#### RECORDS SUPPLIED:
----------

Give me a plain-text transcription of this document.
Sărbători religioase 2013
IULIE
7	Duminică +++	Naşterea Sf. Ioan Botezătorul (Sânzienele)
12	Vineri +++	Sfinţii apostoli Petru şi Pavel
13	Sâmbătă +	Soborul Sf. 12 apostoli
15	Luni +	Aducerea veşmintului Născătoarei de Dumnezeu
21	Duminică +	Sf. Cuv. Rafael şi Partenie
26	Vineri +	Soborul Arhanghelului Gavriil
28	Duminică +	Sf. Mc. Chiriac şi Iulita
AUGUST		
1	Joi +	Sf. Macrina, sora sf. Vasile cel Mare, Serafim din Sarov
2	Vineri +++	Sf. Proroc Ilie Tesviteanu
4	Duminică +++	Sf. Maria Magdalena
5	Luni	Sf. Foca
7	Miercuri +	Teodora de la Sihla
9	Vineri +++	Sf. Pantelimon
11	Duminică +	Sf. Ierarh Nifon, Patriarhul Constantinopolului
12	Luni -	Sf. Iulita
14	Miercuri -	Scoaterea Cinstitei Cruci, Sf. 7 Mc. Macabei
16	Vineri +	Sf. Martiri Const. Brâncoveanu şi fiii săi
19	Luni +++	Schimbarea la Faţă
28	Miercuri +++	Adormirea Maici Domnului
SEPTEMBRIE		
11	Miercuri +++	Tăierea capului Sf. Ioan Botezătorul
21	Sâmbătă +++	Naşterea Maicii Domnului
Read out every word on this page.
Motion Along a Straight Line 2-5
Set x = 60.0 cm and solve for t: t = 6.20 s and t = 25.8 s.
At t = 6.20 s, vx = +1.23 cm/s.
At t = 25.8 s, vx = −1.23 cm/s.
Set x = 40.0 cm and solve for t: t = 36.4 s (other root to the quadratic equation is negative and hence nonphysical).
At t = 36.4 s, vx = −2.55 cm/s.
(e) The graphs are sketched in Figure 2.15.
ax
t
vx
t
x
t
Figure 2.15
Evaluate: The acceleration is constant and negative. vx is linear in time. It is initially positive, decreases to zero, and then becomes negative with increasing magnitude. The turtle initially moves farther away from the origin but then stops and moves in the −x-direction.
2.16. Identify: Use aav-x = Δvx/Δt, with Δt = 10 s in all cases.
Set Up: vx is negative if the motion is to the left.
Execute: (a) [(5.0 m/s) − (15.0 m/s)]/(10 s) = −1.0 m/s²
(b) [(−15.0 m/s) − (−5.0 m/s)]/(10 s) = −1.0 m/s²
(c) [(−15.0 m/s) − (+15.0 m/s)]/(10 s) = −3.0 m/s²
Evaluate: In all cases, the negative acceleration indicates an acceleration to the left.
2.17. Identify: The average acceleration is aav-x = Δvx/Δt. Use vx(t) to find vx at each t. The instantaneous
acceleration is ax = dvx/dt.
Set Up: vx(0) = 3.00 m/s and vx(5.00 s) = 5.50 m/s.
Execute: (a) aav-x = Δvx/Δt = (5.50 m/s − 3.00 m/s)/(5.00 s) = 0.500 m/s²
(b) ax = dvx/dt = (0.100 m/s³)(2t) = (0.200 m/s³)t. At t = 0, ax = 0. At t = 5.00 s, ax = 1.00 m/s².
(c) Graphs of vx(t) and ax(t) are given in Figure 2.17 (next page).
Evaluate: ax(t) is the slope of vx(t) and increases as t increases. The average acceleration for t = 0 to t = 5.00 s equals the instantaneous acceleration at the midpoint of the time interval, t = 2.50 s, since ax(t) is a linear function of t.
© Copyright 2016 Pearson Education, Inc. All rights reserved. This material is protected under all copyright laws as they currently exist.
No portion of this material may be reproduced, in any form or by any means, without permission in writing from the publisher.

----------

Copy every line in the listing above where the string "average" turns up.

#### RESULT:
2.17. Identify: The average acceleration is aav-x = Δvx/Δt. Use vx(t) to find vx at each t. The instantaneous
Evaluate: ax(t) is the slope of vx(t) and increases as t increases. The average acceleration for t = 0 to t = 5.00 s equals the instantaneous acceleration at the midpoint of the time interval, t = 2.50 s, since ax(t) is a linear function of t.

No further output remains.